[BEGIN RAW RECORDS]
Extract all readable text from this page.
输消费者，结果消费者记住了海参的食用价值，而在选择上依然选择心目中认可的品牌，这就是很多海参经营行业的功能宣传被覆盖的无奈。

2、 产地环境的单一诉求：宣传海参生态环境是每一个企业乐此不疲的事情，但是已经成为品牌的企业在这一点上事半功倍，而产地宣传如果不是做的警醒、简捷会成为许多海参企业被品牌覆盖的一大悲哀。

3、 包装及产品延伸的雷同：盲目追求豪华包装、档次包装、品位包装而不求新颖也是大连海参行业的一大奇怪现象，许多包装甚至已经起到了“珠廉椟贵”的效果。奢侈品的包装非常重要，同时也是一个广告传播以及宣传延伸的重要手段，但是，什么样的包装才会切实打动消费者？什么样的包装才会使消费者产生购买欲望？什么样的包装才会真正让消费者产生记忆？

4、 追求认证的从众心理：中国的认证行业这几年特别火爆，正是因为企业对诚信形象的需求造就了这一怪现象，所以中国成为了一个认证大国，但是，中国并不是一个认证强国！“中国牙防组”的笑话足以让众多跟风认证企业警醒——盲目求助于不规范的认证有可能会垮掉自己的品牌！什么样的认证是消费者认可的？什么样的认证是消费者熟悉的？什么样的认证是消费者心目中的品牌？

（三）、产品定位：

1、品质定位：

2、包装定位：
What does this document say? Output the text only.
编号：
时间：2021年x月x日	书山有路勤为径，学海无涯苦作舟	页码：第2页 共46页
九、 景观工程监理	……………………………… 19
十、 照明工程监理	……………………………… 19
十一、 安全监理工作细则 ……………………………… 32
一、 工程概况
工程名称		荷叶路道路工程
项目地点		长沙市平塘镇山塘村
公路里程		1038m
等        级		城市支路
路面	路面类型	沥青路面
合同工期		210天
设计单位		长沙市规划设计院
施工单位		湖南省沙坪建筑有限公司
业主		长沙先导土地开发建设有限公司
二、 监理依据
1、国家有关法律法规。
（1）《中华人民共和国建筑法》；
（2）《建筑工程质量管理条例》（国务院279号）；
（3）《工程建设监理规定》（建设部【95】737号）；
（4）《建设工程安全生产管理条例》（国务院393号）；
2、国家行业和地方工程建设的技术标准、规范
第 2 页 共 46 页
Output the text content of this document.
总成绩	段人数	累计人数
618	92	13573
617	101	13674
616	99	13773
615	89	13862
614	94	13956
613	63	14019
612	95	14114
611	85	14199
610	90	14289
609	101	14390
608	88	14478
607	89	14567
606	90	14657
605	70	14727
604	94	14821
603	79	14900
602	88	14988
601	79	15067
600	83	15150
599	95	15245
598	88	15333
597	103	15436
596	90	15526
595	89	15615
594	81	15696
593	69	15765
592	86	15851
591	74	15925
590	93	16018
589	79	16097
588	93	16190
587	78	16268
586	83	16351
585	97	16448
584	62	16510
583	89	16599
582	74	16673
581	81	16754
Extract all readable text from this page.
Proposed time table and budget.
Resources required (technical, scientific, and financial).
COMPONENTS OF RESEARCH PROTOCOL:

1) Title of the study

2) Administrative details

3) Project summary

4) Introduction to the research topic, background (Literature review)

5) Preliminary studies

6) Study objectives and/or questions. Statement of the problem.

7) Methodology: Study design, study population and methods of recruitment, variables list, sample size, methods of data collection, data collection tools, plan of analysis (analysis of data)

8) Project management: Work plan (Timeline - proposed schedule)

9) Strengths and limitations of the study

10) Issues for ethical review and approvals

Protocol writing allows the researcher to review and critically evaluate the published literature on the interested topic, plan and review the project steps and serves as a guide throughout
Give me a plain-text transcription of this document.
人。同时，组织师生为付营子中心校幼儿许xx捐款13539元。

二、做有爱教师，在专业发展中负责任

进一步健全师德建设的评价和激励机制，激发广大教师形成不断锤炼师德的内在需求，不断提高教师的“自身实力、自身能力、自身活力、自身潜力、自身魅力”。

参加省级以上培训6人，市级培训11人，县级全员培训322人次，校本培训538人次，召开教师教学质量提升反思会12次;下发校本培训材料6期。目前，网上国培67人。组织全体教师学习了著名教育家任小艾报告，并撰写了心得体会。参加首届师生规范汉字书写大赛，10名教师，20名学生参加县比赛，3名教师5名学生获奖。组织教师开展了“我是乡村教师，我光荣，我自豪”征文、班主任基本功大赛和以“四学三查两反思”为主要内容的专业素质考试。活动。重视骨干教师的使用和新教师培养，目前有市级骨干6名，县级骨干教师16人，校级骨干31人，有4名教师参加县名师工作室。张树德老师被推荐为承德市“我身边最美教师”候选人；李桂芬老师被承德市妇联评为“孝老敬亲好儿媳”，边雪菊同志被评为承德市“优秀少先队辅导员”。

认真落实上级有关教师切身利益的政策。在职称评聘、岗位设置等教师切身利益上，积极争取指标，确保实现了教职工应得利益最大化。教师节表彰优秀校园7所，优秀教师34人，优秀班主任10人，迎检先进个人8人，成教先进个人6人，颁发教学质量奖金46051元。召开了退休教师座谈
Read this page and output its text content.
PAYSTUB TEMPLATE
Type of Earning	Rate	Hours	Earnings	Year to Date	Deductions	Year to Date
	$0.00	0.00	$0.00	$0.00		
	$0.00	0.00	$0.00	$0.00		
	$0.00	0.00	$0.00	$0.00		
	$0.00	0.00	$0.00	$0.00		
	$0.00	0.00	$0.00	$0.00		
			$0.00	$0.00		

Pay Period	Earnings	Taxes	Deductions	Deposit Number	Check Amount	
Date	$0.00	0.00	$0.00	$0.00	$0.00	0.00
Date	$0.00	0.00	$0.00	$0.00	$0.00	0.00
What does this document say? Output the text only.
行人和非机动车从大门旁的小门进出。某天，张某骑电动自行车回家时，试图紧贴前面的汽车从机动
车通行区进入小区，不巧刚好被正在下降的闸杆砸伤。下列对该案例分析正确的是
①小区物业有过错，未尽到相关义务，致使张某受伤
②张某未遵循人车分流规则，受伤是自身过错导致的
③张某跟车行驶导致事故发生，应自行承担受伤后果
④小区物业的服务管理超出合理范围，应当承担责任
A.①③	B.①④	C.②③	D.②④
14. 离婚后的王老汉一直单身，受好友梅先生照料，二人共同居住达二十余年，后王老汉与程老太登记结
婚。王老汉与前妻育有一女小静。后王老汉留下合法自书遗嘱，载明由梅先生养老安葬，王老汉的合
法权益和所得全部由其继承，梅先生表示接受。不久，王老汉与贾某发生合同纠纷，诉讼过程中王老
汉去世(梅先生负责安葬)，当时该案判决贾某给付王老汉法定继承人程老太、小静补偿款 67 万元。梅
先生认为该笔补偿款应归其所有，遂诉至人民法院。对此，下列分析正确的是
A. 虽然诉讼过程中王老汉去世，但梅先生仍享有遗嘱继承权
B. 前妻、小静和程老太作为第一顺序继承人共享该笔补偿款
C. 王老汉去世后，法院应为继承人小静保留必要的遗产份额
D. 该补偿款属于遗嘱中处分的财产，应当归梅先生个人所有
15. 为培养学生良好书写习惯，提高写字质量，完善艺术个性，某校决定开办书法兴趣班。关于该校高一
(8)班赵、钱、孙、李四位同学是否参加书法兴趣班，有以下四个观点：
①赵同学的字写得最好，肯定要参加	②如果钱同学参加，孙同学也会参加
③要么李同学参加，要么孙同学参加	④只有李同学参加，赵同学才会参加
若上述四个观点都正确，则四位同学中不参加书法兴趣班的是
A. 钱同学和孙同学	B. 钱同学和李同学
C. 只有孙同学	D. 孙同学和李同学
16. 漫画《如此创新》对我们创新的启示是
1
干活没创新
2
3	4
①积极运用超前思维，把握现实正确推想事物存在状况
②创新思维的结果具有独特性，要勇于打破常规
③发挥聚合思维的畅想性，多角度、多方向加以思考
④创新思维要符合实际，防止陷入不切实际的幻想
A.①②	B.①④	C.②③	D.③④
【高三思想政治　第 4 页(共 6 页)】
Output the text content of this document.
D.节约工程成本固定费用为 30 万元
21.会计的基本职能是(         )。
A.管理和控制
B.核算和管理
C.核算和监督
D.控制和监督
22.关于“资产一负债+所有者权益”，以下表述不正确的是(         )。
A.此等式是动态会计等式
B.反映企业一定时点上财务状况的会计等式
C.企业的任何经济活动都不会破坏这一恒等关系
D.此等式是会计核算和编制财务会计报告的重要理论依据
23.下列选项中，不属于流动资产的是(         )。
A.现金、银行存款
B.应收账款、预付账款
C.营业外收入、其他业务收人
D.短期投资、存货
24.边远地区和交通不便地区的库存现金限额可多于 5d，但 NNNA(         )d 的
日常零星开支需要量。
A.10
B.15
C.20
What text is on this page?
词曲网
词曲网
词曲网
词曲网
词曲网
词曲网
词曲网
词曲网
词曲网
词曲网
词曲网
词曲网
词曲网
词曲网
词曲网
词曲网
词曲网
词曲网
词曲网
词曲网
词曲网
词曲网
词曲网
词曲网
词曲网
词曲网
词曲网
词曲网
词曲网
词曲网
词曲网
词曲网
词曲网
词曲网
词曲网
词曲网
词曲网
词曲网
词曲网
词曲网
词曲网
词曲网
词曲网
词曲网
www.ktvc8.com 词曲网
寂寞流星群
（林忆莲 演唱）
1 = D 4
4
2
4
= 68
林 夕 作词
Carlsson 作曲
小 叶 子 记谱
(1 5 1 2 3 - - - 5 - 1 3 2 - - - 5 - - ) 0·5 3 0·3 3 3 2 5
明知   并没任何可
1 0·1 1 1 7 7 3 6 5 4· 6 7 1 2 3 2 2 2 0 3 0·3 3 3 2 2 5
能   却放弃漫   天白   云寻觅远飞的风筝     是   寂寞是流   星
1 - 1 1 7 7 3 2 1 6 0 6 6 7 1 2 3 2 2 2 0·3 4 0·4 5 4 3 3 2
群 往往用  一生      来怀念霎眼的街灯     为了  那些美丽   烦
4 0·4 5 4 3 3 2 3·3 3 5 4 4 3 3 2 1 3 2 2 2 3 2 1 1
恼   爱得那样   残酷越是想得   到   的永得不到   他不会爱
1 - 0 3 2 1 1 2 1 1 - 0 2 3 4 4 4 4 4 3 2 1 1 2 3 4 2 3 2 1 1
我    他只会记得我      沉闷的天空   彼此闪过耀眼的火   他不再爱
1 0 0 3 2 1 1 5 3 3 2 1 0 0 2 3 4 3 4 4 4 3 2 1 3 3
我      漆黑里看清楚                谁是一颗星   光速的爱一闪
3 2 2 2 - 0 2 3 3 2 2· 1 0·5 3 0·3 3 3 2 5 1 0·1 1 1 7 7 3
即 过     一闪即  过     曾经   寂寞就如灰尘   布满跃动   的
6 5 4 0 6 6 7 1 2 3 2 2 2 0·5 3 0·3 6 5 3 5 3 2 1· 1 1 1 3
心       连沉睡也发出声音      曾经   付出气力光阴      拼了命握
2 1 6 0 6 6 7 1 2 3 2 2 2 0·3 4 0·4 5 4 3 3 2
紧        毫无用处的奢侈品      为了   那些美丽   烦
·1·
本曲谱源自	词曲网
[END RAW RECORDS]
REQUIREMENT
Identify lines with the string "Earnings". Copy each one.

ANSWER TO THIS PROBLEM
Type of Earning	Rate	Hours	Earnings	Year to Date	Deductions	Year to Date
Pay Period	Earnings	Taxes	Deductions	Deposit Number	Check Amount	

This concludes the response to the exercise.